▶ [Your goal]
Pictures aside, repeat every entry exactly.

** begin Input **

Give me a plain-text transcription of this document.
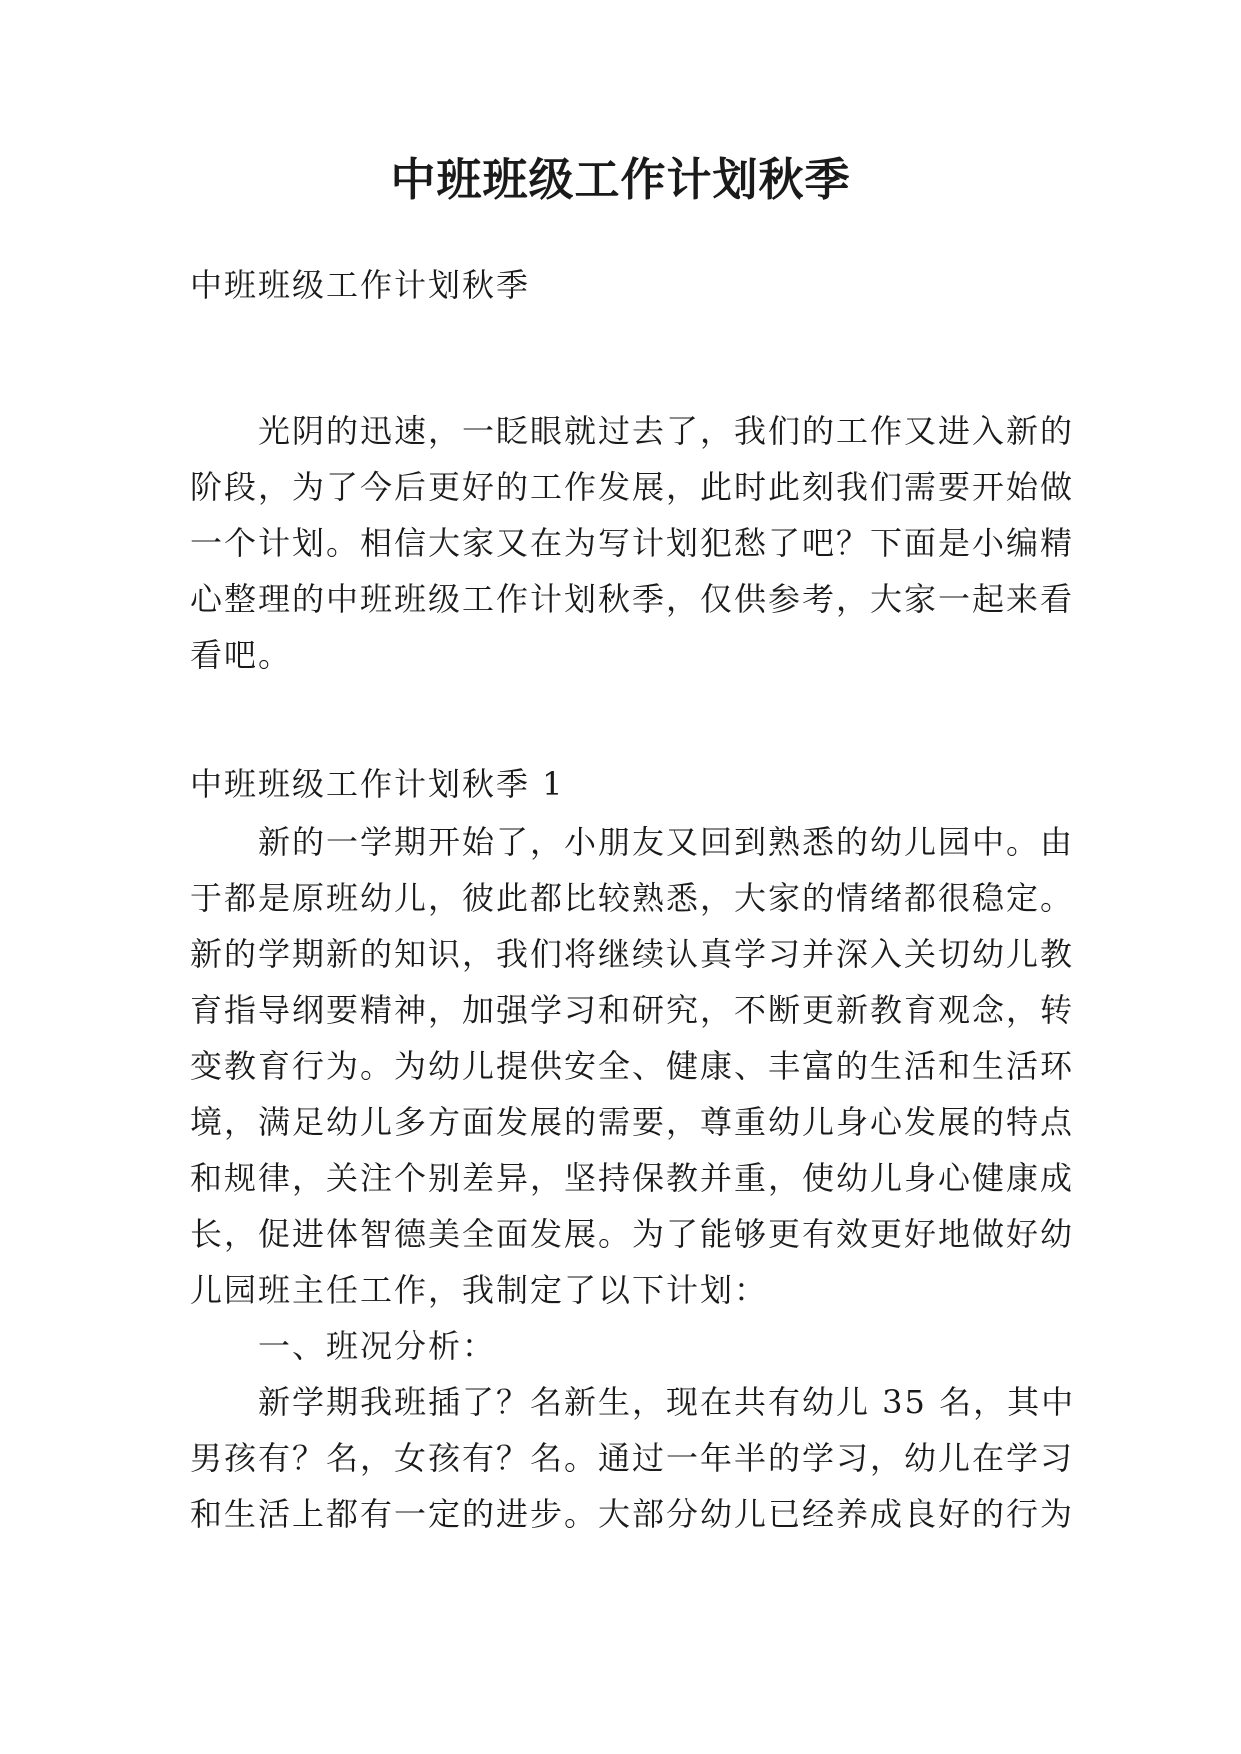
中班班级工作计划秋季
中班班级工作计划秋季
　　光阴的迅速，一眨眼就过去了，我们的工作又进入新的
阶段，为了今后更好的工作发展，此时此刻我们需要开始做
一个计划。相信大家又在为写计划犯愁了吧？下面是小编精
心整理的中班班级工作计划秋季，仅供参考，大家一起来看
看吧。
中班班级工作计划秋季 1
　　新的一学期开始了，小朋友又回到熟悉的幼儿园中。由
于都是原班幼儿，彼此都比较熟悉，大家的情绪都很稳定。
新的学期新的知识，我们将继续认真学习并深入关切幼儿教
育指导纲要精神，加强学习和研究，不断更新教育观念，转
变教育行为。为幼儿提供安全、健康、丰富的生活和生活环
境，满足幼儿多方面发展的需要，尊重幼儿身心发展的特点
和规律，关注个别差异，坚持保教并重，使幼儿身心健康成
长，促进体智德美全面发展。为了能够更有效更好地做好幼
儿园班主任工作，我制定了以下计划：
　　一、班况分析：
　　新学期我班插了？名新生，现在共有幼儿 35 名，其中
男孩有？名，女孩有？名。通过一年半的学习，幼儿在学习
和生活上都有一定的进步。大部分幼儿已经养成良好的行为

** end Input **

▶ [Answer for this exercise]
Give me a plain-text transcription of this document.
中班班级工作计划秋季
中班班级工作计划秋季
　　光阴的迅速，一眨眼就过去了，我们的工作又进入新的
阶段，为了今后更好的工作发展，此时此刻我们需要开始做
一个计划。相信大家又在为写计划犯愁了吧？下面是小编精
心整理的中班班级工作计划秋季，仅供参考，大家一起来看
看吧。
中班班级工作计划秋季 1
　　新的一学期开始了，小朋友又回到熟悉的幼儿园中。由
于都是原班幼儿，彼此都比较熟悉，大家的情绪都很稳定。
新的学期新的知识，我们将继续认真学习并深入关切幼儿教
育指导纲要精神，加强学习和研究，不断更新教育观念，转
变教育行为。为幼儿提供安全、健康、丰富的生活和生活环
境，满足幼儿多方面发展的需要，尊重幼儿身心发展的特点
和规律，关注个别差异，坚持保教并重，使幼儿身心健康成
长，促进体智德美全面发展。为了能够更有效更好地做好幼
儿园班主任工作，我制定了以下计划：
　　一、班况分析：
　　新学期我班插了？名新生，现在共有幼儿 35 名，其中
男孩有？名，女孩有？名。通过一年半的学习，幼儿在学习
和生活上都有一定的进步。大部分幼儿已经养成良好的行为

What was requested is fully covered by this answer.